● 所示原文:
------------

母亲是个文盲,母亲不认识“一、二、三”以外的任何一个汉字。
母亲却喜欢讲故事,讲一些遥远的年代里书生苦读的传说。正在吃饭时,她说古代有一个人把头发系在梁头上,困了用锥扎自己的大腿。听多了我会告诉她那叫头悬梁锥刺股,母亲往往高兴得说:“还是读书好,一下子就记住了。”夏夜乘凉时,母亲说有一个读书人,没有油点灯,就捉了很多萤火虫放进瓶子用来照明。还有一个人在雪地里借着雪光读书,母亲说时意味深长地看着我。我告诉她那叫囊萤映雪,老师说过几百遍的。
母亲怔了怔,马上又高兴起来,“老师也说过了?那就好,真有这回事。”母亲没有注意到我目光已经投向静静的夜空。
母亲的目光却一直在我身上。读书累了的时候,旁边多了一片西瓜;埋头算题的时候,总有轻轻的风从扇下流出;周末回家时,还有一桌可口的饭菜。当然,母亲的故事也是不可或缺的。她说南村有一个学生考上大学,留在北京。她说东庄的一个学生考到了合肥,又出了国。她还说西边村子里的孙小康考上了南京的大学,我离开了饭桌,我到书屋里独坐,我想母亲的故事能不能换个内容?

------------

● 练习数据:

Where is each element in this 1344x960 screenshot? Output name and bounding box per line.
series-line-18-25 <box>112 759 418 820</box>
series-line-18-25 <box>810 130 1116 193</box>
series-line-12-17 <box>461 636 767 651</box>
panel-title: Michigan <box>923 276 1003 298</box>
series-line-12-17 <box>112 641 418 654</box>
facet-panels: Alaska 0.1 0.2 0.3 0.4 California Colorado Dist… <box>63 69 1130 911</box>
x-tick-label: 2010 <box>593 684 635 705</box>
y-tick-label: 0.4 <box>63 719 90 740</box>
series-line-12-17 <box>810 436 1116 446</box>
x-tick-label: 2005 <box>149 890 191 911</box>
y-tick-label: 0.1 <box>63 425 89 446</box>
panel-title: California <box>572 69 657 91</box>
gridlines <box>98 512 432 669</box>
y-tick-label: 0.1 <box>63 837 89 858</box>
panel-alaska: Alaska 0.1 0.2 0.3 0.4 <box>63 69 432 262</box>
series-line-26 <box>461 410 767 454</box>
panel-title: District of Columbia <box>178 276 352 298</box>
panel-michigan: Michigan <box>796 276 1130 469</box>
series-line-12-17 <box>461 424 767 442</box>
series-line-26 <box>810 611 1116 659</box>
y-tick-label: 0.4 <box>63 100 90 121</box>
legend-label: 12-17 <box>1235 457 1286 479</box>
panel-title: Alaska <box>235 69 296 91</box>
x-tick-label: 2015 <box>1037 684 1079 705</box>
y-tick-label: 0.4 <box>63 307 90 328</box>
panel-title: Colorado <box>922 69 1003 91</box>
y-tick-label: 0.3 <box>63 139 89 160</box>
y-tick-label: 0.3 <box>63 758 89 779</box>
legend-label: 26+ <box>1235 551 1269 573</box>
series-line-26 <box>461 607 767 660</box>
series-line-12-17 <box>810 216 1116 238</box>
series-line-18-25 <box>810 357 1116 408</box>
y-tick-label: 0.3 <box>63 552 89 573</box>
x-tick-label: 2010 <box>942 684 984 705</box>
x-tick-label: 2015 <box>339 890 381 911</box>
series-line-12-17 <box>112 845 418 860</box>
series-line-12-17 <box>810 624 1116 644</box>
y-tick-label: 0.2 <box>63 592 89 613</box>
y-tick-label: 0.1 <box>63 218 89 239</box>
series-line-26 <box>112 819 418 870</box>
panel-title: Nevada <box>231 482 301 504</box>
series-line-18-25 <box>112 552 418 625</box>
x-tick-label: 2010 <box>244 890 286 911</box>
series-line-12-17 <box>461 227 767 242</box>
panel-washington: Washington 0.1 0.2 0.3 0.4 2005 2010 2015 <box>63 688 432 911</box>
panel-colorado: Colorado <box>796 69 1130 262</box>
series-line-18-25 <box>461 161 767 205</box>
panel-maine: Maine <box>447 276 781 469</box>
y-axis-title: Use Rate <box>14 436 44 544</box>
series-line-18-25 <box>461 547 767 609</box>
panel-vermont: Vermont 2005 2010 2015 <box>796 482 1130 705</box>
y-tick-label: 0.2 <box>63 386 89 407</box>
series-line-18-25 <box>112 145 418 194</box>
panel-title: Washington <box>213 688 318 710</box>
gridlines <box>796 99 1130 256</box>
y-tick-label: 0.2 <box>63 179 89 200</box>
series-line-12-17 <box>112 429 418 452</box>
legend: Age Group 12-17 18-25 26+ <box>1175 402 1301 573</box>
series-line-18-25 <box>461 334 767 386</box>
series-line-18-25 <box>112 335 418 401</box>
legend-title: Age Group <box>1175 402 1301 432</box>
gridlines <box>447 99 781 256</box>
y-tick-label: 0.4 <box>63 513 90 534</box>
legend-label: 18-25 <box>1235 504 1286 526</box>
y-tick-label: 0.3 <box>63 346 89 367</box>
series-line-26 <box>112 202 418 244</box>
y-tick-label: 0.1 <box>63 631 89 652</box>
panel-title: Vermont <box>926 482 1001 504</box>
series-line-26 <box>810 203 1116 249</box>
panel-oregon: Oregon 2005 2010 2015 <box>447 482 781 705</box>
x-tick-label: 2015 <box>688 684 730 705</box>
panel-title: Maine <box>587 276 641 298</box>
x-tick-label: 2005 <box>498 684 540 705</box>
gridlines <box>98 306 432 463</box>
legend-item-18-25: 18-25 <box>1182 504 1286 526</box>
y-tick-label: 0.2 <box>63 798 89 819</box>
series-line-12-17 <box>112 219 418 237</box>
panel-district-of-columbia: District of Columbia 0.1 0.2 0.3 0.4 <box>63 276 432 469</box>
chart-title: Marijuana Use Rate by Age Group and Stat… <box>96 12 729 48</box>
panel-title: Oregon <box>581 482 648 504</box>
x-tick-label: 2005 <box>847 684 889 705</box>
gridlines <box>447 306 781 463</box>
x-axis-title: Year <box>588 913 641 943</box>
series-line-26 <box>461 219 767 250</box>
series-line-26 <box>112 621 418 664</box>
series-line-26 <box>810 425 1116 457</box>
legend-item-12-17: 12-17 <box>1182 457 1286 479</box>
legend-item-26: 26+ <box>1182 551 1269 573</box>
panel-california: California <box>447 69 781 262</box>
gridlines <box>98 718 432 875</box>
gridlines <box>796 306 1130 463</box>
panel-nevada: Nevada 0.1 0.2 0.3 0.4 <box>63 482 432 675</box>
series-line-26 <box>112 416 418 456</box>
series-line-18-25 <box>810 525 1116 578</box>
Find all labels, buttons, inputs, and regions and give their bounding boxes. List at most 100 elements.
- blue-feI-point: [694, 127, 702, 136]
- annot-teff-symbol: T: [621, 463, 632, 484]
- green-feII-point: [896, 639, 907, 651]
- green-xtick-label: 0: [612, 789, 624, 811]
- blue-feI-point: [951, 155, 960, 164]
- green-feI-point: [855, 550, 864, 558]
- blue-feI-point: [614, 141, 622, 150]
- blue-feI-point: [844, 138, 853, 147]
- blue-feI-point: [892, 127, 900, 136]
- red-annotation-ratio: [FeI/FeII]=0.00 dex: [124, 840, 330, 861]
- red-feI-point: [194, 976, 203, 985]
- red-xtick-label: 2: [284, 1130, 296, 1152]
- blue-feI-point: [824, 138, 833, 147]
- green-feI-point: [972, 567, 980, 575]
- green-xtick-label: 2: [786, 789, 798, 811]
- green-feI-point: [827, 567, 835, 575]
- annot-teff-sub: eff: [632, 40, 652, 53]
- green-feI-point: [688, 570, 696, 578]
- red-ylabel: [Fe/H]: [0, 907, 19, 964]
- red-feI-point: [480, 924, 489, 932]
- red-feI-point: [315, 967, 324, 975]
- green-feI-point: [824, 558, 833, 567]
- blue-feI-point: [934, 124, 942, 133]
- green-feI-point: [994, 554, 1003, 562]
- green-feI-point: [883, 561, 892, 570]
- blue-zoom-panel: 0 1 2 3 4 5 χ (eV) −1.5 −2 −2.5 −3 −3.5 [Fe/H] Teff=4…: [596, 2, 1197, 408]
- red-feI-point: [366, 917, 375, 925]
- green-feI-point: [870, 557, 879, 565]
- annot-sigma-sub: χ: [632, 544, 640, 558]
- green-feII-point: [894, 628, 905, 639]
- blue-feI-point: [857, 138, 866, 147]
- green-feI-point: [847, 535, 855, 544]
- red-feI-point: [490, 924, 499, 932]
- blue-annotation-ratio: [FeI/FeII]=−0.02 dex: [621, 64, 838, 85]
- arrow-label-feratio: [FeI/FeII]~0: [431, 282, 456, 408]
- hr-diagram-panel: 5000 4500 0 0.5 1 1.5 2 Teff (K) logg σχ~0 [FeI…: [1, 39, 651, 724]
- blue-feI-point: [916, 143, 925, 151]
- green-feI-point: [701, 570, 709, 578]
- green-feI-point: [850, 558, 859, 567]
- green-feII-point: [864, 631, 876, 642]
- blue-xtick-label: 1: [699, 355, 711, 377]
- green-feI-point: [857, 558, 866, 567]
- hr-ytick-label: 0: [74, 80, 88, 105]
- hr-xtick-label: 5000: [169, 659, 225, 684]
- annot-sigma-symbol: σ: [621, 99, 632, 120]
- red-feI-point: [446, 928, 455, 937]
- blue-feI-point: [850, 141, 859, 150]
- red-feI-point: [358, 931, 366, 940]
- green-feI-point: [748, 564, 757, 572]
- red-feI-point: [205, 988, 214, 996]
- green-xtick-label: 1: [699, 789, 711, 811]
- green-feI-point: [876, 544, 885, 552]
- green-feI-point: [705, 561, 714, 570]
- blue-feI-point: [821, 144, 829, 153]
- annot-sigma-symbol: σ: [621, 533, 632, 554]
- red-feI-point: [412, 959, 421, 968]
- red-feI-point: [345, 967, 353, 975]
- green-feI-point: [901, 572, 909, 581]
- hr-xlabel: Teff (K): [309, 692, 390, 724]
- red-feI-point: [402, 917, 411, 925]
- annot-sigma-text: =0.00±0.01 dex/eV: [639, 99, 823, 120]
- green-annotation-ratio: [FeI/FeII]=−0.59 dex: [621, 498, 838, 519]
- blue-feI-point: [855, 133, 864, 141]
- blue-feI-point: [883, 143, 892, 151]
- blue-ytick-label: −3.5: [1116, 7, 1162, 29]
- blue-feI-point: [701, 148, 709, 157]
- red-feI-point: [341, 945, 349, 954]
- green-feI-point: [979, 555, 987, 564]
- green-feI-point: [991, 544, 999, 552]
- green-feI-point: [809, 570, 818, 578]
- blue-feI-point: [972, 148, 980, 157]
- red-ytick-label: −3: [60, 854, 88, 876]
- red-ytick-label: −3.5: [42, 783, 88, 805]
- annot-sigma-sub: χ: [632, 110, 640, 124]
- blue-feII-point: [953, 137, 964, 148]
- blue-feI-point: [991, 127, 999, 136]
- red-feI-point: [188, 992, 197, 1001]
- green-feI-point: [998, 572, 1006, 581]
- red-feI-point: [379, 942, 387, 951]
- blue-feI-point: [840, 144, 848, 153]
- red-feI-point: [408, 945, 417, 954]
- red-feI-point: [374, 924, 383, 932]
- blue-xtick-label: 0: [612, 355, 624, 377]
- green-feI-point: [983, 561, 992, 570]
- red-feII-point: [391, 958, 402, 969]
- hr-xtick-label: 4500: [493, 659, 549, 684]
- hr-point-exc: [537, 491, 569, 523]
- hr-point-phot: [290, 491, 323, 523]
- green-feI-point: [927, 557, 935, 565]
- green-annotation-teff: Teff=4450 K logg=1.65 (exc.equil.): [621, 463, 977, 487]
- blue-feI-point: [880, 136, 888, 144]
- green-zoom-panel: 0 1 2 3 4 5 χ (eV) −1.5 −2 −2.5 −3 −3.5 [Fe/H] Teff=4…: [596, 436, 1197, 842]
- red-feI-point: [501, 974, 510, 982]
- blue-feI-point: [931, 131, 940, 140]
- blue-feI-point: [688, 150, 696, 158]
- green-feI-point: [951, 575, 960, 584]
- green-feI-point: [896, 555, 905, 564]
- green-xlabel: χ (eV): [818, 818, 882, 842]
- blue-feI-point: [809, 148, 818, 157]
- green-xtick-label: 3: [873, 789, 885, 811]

------------

● 根据内容:
1. 照抄那篇写母亲讲故事的短文中的一段,从含有“母亲却喜欢讲故事,讲一些遥远”的那几个字开始,到“囊萤映雪,老师说过几百遍的。”为止。
2. 在写母亲讲故事的短文里,母亲讲到那个没有油点灯的读书人用什么来照明?

● 依次作答:
1.
母亲却喜欢讲故事,讲一些遥远的年代里书生苦读的传说。正在吃饭时,她说古代有一个人把头发系在梁头上,困了用锥扎自己的大腿。听多了我会告诉她那叫头悬梁锥刺股,母亲往往高兴得说:“还是读书好,一下子就记住了。”夏夜乘凉时,母亲说有一个读书人,没有油点灯,就捉了很多萤火虫放进瓶子用来照明。还有一个人在雪地里借着雪光读书,母亲说时意味深长地看着我。我告诉她那叫囊萤映雪,老师说过几百遍的。

2. 他捉了很多萤火虫放进瓶子用来照明。